• Work to complete:
Transcribe the entries below exactly.

** Begin **

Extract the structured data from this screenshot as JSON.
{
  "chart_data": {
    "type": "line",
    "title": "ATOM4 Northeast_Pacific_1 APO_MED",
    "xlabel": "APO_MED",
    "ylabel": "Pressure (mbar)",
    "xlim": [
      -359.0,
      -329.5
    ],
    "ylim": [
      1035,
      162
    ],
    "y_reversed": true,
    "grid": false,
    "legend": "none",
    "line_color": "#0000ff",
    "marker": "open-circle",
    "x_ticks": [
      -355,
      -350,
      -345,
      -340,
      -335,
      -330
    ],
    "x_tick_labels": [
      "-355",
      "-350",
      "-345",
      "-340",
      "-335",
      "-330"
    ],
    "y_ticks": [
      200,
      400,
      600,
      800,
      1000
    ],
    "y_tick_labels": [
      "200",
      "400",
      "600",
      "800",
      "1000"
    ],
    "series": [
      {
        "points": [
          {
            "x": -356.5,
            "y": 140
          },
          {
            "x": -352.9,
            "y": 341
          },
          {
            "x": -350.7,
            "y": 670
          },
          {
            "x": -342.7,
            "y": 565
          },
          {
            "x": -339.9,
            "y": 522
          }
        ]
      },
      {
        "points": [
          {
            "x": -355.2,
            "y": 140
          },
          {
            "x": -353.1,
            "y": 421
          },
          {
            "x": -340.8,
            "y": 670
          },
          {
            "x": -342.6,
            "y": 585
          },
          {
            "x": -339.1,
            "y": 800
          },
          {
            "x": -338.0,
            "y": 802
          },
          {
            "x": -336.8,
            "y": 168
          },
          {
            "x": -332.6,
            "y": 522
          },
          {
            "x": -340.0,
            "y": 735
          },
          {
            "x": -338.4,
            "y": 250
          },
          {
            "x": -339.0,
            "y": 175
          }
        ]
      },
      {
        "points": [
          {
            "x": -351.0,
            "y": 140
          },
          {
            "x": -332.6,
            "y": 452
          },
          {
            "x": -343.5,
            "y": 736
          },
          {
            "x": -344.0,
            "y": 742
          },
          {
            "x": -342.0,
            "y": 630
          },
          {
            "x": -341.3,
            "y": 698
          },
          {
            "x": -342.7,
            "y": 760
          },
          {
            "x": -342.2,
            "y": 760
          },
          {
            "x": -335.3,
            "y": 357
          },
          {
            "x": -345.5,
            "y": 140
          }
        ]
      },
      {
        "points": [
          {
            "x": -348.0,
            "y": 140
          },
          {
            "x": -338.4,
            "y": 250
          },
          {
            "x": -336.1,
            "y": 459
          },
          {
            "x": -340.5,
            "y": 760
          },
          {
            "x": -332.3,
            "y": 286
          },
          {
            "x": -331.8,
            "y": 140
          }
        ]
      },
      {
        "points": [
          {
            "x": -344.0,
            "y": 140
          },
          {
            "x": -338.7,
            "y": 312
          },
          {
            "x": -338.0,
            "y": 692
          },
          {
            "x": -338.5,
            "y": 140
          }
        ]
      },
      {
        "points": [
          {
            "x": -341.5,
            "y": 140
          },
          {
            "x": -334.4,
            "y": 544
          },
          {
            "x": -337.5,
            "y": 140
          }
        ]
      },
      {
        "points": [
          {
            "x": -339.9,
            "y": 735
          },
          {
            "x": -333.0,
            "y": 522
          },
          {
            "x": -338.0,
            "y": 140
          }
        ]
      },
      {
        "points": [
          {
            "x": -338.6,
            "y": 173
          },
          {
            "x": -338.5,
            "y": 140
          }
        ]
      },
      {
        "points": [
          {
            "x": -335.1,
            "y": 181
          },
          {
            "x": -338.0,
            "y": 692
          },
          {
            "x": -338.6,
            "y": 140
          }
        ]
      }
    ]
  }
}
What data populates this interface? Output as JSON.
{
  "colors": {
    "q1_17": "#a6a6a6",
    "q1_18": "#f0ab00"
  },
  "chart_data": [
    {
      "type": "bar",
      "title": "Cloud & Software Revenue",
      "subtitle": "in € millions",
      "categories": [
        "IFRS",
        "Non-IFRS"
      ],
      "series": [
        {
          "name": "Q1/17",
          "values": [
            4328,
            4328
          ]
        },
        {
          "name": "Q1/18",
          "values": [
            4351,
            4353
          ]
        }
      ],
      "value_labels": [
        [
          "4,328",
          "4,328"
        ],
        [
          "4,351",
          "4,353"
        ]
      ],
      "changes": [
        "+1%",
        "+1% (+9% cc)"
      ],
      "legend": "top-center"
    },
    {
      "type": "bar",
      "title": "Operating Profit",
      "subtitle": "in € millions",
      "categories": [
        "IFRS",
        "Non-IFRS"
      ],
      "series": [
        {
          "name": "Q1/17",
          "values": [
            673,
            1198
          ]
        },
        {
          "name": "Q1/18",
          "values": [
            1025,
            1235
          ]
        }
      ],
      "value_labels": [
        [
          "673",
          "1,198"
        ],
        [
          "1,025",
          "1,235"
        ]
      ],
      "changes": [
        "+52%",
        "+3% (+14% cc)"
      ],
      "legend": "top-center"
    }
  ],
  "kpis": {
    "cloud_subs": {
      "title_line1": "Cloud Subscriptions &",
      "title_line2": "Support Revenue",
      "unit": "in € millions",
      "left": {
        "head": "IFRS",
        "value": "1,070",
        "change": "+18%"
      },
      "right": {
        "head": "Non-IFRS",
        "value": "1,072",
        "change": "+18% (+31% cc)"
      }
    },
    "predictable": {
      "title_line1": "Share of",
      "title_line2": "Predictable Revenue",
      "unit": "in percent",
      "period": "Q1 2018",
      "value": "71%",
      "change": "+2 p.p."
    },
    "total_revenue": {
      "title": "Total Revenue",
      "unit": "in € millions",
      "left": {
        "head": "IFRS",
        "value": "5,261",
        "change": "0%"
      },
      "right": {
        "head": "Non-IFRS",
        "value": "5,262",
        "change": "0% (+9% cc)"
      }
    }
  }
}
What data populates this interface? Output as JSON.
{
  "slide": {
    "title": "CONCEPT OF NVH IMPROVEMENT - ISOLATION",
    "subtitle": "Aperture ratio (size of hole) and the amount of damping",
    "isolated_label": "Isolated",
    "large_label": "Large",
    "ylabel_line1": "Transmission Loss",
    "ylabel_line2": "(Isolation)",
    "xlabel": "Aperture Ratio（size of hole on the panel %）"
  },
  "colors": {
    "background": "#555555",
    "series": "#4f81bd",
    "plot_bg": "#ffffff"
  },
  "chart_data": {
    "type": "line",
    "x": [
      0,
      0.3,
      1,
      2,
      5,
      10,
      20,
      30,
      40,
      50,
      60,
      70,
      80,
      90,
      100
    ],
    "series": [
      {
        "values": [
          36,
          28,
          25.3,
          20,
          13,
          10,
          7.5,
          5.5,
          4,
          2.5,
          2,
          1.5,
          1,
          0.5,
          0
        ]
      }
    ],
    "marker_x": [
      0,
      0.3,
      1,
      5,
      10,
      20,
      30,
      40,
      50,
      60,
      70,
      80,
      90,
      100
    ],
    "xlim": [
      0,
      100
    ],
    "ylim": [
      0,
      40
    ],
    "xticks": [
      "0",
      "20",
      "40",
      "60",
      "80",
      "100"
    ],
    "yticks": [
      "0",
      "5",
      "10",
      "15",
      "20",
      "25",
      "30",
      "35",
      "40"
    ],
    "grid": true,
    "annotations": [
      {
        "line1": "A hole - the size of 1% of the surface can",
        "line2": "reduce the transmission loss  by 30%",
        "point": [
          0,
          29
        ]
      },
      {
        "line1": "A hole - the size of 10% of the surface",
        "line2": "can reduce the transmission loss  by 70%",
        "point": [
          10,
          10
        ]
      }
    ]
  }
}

** End **

• Complete output:
Extract the structured data from this screenshot as JSON.
{
  "chart_data": {
    "type": "line",
    "title": "ATOM4 Northeast_Pacific_1 APO_MED",
    "xlabel": "APO_MED",
    "ylabel": "Pressure (mbar)",
    "xlim": [
      -359.0,
      -329.5
    ],
    "ylim": [
      1035,
      162
    ],
    "y_reversed": true,
    "grid": false,
    "legend": "none",
    "line_color": "#0000ff",
    "marker": "open-circle",
    "x_ticks": [
      -355,
      -350,
      -345,
      -340,
      -335,
      -330
    ],
    "x_tick_labels": [
      "-355",
      "-350",
      "-345",
      "-340",
      "-335",
      "-330"
    ],
    "y_ticks": [
      200,
      400,
      600,
      800,
      1000
    ],
    "y_tick_labels": [
      "200",
      "400",
      "600",
      "800",
      "1000"
    ],
    "series": [
      {
        "points": [
          {
            "x": -356.5,
            "y": 140
          },
          {
            "x": -352.9,
            "y": 341
          },
          {
            "x": -350.7,
            "y": 670
          },
          {
            "x": -342.7,
            "y": 565
          },
          {
            "x": -339.9,
            "y": 522
          }
        ]
      },
      {
        "points": [
          {
            "x": -355.2,
            "y": 140
          },
          {
            "x": -353.1,
            "y": 421
          },
          {
            "x": -340.8,
            "y": 670
          },
          {
            "x": -342.6,
            "y": 585
          },
          {
            "x": -339.1,
            "y": 800
          },
          {
            "x": -338.0,
            "y": 802
          },
          {
            "x": -336.8,
            "y": 168
          },
          {
            "x": -332.6,
            "y": 522
          },
          {
            "x": -340.0,
            "y": 735
          },
          {
            "x": -338.4,
            "y": 250
          },
          {
            "x": -339.0,
            "y": 175
          }
        ]
      },
      {
        "points": [
          {
            "x": -351.0,
            "y": 140
          },
          {
            "x": -332.6,
            "y": 452
          },
          {
            "x": -343.5,
            "y": 736
          },
          {
            "x": -344.0,
            "y": 742
          },
          {
            "x": -342.0,
            "y": 630
          },
          {
            "x": -341.3,
            "y": 698
          },
          {
            "x": -342.7,
            "y": 760
          },
          {
            "x": -342.2,
            "y": 760
          },
          {
            "x": -335.3,
            "y": 357
          },
          {
            "x": -345.5,
            "y": 140
          }
        ]
      },
      {
        "points": [
          {
            "x": -348.0,
            "y": 140
          },
          {
            "x": -338.4,
            "y": 250
          },
          {
            "x": -336.1,
            "y": 459
          },
          {
            "x": -340.5,
            "y": 760
          },
          {
            "x": -332.3,
            "y": 286
          },
          {
            "x": -331.8,
            "y": 140
          }
        ]
      },
      {
        "points": [
          {
            "x": -344.0,
            "y": 140
          },
          {
            "x": -338.7,
            "y": 312
          },
          {
            "x": -338.0,
            "y": 692
          },
          {
            "x": -338.5,
            "y": 140
          }
        ]
      },
      {
        "points": [
          {
            "x": -341.5,
            "y": 140
          },
          {
            "x": -334.4,
            "y": 544
          },
          {
            "x": -337.5,
            "y": 140
          }
        ]
      },
      {
        "points": [
          {
            "x": -339.9,
            "y": 735
          },
          {
            "x": -333.0,
            "y": 522
          },
          {
            "x": -338.0,
            "y": 140
          }
        ]
      },
      {
        "points": [
          {
            "x": -338.6,
            "y": 173
          },
          {
            "x": -338.5,
            "y": 140
          }
        ]
      },
      {
        "points": [
          {
            "x": -335.1,
            "y": 181
          },
          {
            "x": -338.0,
            "y": 692
          },
          {
            "x": -338.6,
            "y": 140
          }
        ]
      }
    ]
  }
}
What data populates this interface? Output as JSON.
{
  "colors": {
    "q1_17": "#a6a6a6",
    "q1_18": "#f0ab00"
  },
  "chart_data": [
    {
      "type": "bar",
      "title": "Cloud & Software Revenue",
      "subtitle": "in € millions",
      "categories": [
        "IFRS",
        "Non-IFRS"
      ],
      "series": [
        {
          "name": "Q1/17",
          "values": [
            4328,
            4328
          ]
        },
        {
          "name": "Q1/18",
          "values": [
            4351,
            4353
          ]
        }
      ],
      "value_labels": [
        [
          "4,328",
          "4,328"
        ],
        [
          "4,351",
          "4,353"
        ]
      ],
      "changes": [
        "+1%",
        "+1% (+9% cc)"
      ],
      "legend": "top-center"
    },
    {
      "type": "bar",
      "title": "Operating Profit",
      "subtitle": "in € millions",
      "categories": [
        "IFRS",
        "Non-IFRS"
      ],
      "series": [
        {
          "name": "Q1/17",
          "values": [
            673,
            1198
          ]
        },
        {
          "name": "Q1/18",
          "values": [
            1025,
            1235
          ]
        }
      ],
      "value_labels": [
        [
          "673",
          "1,198"
        ],
        [
          "1,025",
          "1,235"
        ]
      ],
      "changes": [
        "+52%",
        "+3% (+14% cc)"
      ],
      "legend": "top-center"
    }
  ],
  "kpis": {
    "cloud_subs": {
      "title_line1": "Cloud Subscriptions &",
      "title_line2": "Support Revenue",
      "unit": "in € millions",
      "left": {
        "head": "IFRS",
        "value": "1,070",
        "change": "+18%"
      },
      "right": {
        "head": "Non-IFRS",
        "value": "1,072",
        "change": "+18% (+31% cc)"
      }
    },
    "predictable": {
      "title_line1": "Share of",
      "title_line2": "Predictable Revenue",
      "unit": "in percent",
      "period": "Q1 2018",
      "value": "71%",
      "change": "+2 p.p."
    },
    "total_revenue": {
      "title": "Total Revenue",
      "unit": "in € millions",
      "left": {
        "head": "IFRS",
        "value": "5,261",
        "change": "0%"
      },
      "right": {
        "head": "Non-IFRS",
        "value": "5,262",
        "change": "0% (+9% cc)"
      }
    }
  }
}
What data populates this interface? Output as JSON.
{
  "slide": {
    "title": "CONCEPT OF NVH IMPROVEMENT - ISOLATION",
    "subtitle": "Aperture ratio (size of hole) and the amount of damping",
    "isolated_label": "Isolated",
    "large_label": "Large",
    "ylabel_line1": "Transmission Loss",
    "ylabel_line2": "(Isolation)",
    "xlabel": "Aperture Ratio（size of hole on the panel %）"
  },
  "colors": {
    "background": "#555555",
    "series": "#4f81bd",
    "plot_bg": "#ffffff"
  },
  "chart_data": {
    "type": "line",
    "x": [
      0,
      0.3,
      1,
      2,
      5,
      10,
      20,
      30,
      40,
      50,
      60,
      70,
      80,
      90,
      100
    ],
    "series": [
      {
        "values": [
          36,
          28,
          25.3,
          20,
          13,
          10,
          7.5,
          5.5,
          4,
          2.5,
          2,
          1.5,
          1,
          0.5,
          0
        ]
      }
    ],
    "marker_x": [
      0,
      0.3,
      1,
      5,
      10,
      20,
      30,
      40,
      50,
      60,
      70,
      80,
      90,
      100
    ],
    "xlim": [
      0,
      100
    ],
    "ylim": [
      0,
      40
    ],
    "xticks": [
      "0",
      "20",
      "40",
      "60",
      "80",
      "100"
    ],
    "yticks": [
      "0",
      "5",
      "10",
      "15",
      "20",
      "25",
      "30",
      "35",
      "40"
    ],
    "grid": true,
    "annotations": [
      {
        "line1": "A hole - the size of 1% of the surface can",
        "line2": "reduce the transmission loss  by 30%",
        "point": [
          0,
          29
        ]
      },
      {
        "line1": "A hole - the size of 10% of the surface",
        "line2": "can reduce the transmission loss  by 70%",
        "point": [
          10,
          10
        ]
      }
    ]
  }
}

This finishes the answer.